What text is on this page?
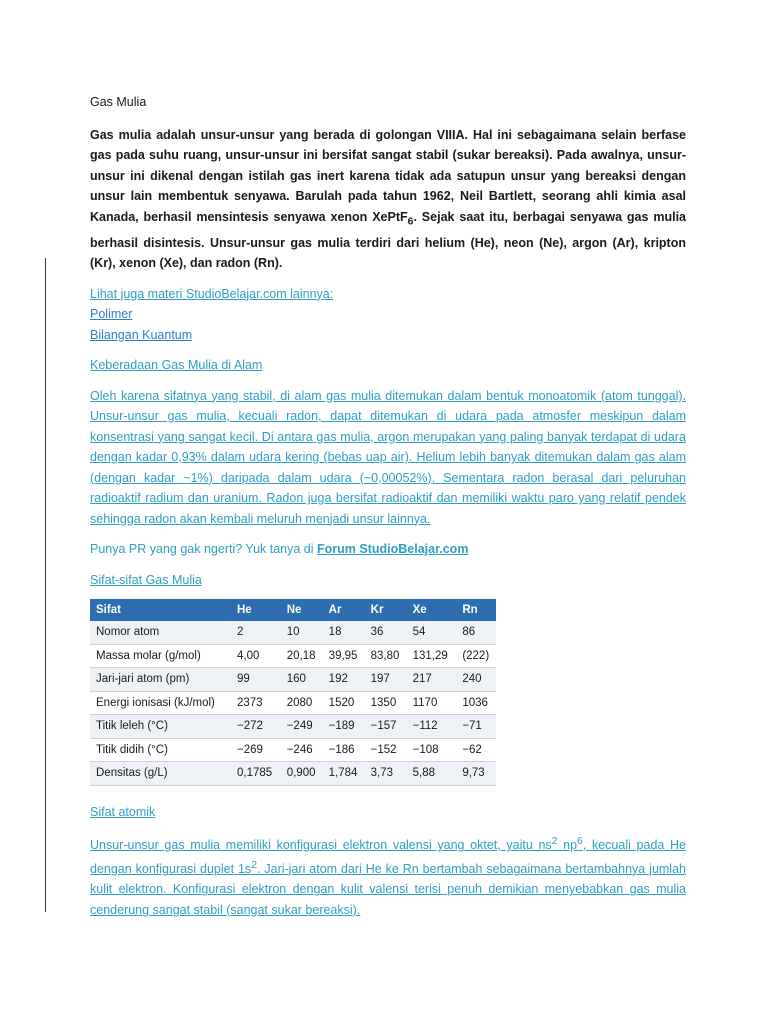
Gas Mulia

Gas mulia adalah unsur-unsur yang berada di golongan VIIIA. Hal ini sebagaimana selain berfase gas pada suhu ruang, unsur-unsur ini bersifat sangat stabil (sukar bereaksi). Pada awalnya, unsur-unsur ini dikenal dengan istilah gas inert karena tidak ada satupun unsur yang bereaksi dengan unsur lain membentuk senyawa. Barulah pada tahun 1962, Neil Bartlett, seorang ahli kimia asal Kanada, berhasil mensintesis senyawa xenon XePtF$_6$. Sejak saat itu, berbagai senyawa gas mulia berhasil disintesis. Unsur-unsur gas mulia terdiri dari helium (He), neon (Ne), argon (Ar), kripton (Kr), xenon (Xe), dan radon (Rn).

Lihat juga materi StudioBelajar.com lainnya:
Polimer
Bilangan Kuantum

Keberadaan Gas Mulia di Alam

Oleh karena sifatnya yang stabil, di alam gas mulia ditemukan dalam bentuk monoatomik (atom tunggal). Unsur-unsur gas mulia, kecuali radon, dapat ditemukan di udara pada atmosfer meskipun dalam konsentrasi yang sangat kecil. Di antara gas mulia, argon merupakan yang paling banyak terdapat di udara dengan kadar 0,93% dalam udara kering (bebas uap air). Helium lebih banyak ditemukan dalam gas alam (dengan kadar ~1%) daripada dalam udara (~0,00052%). Sementara radon berasal dari peluruhan radioaktif radium dan uranium. Radon juga bersifat radioaktif dan memiliki waktu paro yang relatif pendek sehingga radon akan kembali meluruh menjadi unsur lainnya.

Punya PR yang gak ngerti? Yuk tanya di Forum StudioBelajar.com

Sifat-sifat Gas Mulia

Sifat	He	Ne	Ar	Kr	Xe	Rn
Nomor atom	2	10	18	36	54	86
Massa molar (g/mol)	4,00	20,18	39,95	83,80	131,29	(222)
Jari-jari atom (pm)	99	160	192	197	217	240
Energi ionisasi (kJ/mol)	2373	2080	1520	1350	1170	1036
Titik leleh (°C)	−272	−249	−189	−157	−112	−71
Titik didih (°C)	−269	−246	−186	−152	−108	−62
Densitas (g/L)	0,1785	0,900	1,784	3,73	5,88	9,73

Sifat atomik

Unsur-unsur gas mulia memiliki konfigurasi elektron valensi yang oktet, yaitu $ns^2$ $np^6$, kecuali pada He dengan konfigurasi duplet $1s^2$. Jari-jari atom dari He ke Rn bertambah sebagaimana bertambahnya jumlah kulit elektron. Konfigurasi elektron dengan kulit valensi terisi penuh demikian menyebabkan gas mulia cenderung sangat stabil (sangat sukar bereaksi).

▶ [SHORT TASK] Copy the data character for character, but drop all pictures from the copy.

▶ [SOLUTION TO THIS EXERCISE]
What text is on this page?
Gas Mulia

Gas mulia adalah unsur-unsur yang berada di golongan VIIIA. Hal ini sebagaimana selain berfase gas pada suhu ruang, unsur-unsur ini bersifat sangat stabil (sukar bereaksi). Pada awalnya, unsur-unsur ini dikenal dengan istilah gas inert karena tidak ada satupun unsur yang bereaksi dengan unsur lain membentuk senyawa. Barulah pada tahun 1962, Neil Bartlett, seorang ahli kimia asal Kanada, berhasil mensintesis senyawa xenon XePtF$_6$. Sejak saat itu, berbagai senyawa gas mulia berhasil disintesis. Unsur-unsur gas mulia terdiri dari helium (He), neon (Ne), argon (Ar), kripton (Kr), xenon (Xe), dan radon (Rn).

Lihat juga materi StudioBelajar.com lainnya:
Polimer
Bilangan Kuantum

Keberadaan Gas Mulia di Alam

Oleh karena sifatnya yang stabil, di alam gas mulia ditemukan dalam bentuk monoatomik (atom tunggal). Unsur-unsur gas mulia, kecuali radon, dapat ditemukan di udara pada atmosfer meskipun dalam konsentrasi yang sangat kecil. Di antara gas mulia, argon merupakan yang paling banyak terdapat di udara dengan kadar 0,93% dalam udara kering (bebas uap air). Helium lebih banyak ditemukan dalam gas alam (dengan kadar ~1%) daripada dalam udara (~0,00052%). Sementara radon berasal dari peluruhan radioaktif radium dan uranium. Radon juga bersifat radioaktif dan memiliki waktu paro yang relatif pendek sehingga radon akan kembali meluruh menjadi unsur lainnya.

Punya PR yang gak ngerti? Yuk tanya di Forum StudioBelajar.com

Sifat-sifat Gas Mulia

Sifat	He	Ne	Ar	Kr	Xe	Rn
Nomor atom	2	10	18	36	54	86
Massa molar (g/mol)	4,00	20,18	39,95	83,80	131,29	(222)
Jari-jari atom (pm)	99	160	192	197	217	240
Energi ionisasi (kJ/mol)	2373	2080	1520	1350	1170	1036
Titik leleh (°C)	−272	−249	−189	−157	−112	−71
Titik didih (°C)	−269	−246	−186	−152	−108	−62
Densitas (g/L)	0,1785	0,900	1,784	3,73	5,88	9,73

Sifat atomik

Unsur-unsur gas mulia memiliki konfigurasi elektron valensi yang oktet, yaitu $ns^2$ $np^6$, kecuali pada He dengan konfigurasi duplet $1s^2$. Jari-jari atom dari He ke Rn bertambah sebagaimana bertambahnya jumlah kulit elektron. Konfigurasi elektron dengan kulit valensi terisi penuh demikian menyebabkan gas mulia cenderung sangat stabil (sangat sukar bereaksi).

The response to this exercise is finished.